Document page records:
^^^^^^^^
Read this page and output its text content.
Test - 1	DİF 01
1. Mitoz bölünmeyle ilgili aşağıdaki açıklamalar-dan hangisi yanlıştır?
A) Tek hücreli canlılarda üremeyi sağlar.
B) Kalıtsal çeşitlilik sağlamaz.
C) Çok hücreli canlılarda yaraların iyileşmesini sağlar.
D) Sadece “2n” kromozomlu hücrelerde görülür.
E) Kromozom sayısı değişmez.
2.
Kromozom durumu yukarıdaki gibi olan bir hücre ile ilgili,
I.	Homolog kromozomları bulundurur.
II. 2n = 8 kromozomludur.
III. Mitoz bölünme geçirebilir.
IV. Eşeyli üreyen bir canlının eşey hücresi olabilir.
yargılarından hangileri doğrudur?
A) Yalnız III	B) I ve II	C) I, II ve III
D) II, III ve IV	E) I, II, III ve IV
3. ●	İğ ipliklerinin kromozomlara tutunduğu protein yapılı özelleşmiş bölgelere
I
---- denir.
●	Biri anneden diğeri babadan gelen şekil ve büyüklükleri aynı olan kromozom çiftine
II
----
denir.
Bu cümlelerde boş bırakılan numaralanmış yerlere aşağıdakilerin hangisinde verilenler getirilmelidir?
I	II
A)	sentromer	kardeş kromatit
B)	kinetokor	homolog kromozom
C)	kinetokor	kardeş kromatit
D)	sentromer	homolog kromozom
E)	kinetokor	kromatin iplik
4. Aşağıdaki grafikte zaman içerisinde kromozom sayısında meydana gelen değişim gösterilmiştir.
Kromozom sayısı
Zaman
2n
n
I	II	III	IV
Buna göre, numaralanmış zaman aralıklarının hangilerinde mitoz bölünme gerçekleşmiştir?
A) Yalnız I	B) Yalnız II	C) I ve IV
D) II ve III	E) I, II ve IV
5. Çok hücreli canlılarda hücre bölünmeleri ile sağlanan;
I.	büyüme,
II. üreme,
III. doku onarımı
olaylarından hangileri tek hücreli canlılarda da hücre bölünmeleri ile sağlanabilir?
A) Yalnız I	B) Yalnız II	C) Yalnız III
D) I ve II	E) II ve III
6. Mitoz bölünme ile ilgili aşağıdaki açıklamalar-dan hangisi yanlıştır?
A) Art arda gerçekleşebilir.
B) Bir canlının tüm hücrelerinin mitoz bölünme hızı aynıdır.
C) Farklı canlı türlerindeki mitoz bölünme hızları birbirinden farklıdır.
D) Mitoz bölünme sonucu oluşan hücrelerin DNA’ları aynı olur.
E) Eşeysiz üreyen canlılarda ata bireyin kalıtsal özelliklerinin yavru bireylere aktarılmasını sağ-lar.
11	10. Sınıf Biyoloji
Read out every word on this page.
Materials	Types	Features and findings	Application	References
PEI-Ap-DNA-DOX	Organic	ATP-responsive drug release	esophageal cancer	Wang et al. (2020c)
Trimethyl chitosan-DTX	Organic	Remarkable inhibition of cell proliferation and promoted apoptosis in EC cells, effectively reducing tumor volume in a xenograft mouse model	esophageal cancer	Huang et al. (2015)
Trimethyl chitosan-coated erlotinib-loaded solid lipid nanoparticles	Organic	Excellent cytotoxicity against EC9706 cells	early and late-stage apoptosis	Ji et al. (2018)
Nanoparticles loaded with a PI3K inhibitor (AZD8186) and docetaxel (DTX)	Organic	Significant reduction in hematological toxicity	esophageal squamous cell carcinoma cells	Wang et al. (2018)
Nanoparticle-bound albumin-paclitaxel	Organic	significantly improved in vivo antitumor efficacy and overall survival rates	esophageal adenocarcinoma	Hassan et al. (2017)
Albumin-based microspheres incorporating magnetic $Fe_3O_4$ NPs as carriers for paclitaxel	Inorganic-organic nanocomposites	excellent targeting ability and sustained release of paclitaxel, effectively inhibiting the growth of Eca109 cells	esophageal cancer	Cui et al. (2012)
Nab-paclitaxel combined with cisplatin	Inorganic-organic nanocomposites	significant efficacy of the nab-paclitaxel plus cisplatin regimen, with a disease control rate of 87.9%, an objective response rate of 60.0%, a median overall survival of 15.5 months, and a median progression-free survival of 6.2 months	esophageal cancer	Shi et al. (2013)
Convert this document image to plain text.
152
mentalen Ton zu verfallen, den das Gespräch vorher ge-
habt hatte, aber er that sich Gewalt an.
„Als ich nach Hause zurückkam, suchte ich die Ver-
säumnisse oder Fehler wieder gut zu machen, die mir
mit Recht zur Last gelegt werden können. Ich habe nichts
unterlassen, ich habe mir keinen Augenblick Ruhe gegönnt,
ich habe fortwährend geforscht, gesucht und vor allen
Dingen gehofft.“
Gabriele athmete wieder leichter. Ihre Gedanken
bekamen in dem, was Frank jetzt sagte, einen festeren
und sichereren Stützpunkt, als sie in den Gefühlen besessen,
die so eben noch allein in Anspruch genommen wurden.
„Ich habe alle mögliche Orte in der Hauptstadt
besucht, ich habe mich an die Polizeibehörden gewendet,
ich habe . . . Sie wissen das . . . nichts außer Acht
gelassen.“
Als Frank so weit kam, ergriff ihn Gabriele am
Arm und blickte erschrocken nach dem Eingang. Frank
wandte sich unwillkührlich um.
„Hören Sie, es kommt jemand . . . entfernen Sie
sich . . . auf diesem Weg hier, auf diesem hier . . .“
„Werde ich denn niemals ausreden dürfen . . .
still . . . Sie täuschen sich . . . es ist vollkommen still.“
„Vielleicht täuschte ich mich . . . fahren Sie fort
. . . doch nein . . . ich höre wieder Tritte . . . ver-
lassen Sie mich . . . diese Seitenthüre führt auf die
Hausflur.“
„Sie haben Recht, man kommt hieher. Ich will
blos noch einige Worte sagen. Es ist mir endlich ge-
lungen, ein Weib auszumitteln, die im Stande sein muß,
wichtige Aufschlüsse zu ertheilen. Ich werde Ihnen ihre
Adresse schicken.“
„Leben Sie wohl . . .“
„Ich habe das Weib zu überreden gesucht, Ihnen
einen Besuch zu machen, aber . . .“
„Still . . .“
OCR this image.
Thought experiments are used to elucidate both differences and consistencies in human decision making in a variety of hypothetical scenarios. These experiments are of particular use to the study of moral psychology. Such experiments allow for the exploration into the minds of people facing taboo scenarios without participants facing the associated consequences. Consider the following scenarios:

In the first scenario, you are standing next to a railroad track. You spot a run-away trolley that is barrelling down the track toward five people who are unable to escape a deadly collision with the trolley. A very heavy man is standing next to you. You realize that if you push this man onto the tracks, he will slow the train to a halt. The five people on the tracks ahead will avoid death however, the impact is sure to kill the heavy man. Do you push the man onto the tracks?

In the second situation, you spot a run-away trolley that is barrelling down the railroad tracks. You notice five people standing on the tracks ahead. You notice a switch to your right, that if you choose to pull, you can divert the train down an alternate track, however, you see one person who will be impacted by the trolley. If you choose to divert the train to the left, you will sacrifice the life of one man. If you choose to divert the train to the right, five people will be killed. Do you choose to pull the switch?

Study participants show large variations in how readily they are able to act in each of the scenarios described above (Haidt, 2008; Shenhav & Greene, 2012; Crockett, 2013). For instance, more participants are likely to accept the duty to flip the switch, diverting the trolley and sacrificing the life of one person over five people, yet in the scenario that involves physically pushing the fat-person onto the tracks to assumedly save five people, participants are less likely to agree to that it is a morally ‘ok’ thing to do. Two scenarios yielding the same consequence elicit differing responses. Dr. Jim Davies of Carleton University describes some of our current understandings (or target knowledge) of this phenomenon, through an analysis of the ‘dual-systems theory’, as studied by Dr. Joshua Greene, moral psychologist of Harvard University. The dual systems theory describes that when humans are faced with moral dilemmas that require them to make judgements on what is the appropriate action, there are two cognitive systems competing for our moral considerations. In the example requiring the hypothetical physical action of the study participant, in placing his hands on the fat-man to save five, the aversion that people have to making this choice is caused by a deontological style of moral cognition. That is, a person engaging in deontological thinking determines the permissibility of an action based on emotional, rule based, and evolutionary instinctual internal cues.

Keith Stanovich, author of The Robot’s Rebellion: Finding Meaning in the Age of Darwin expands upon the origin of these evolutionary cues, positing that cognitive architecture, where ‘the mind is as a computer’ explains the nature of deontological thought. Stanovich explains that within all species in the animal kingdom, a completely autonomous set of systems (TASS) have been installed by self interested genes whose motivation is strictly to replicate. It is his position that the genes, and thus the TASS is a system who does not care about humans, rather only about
^^^^^^^^
• [TASK]
Of the lines in the data above, some may include the word "overall"; state how many, with no added words.

• [TASK OUTPUT]
2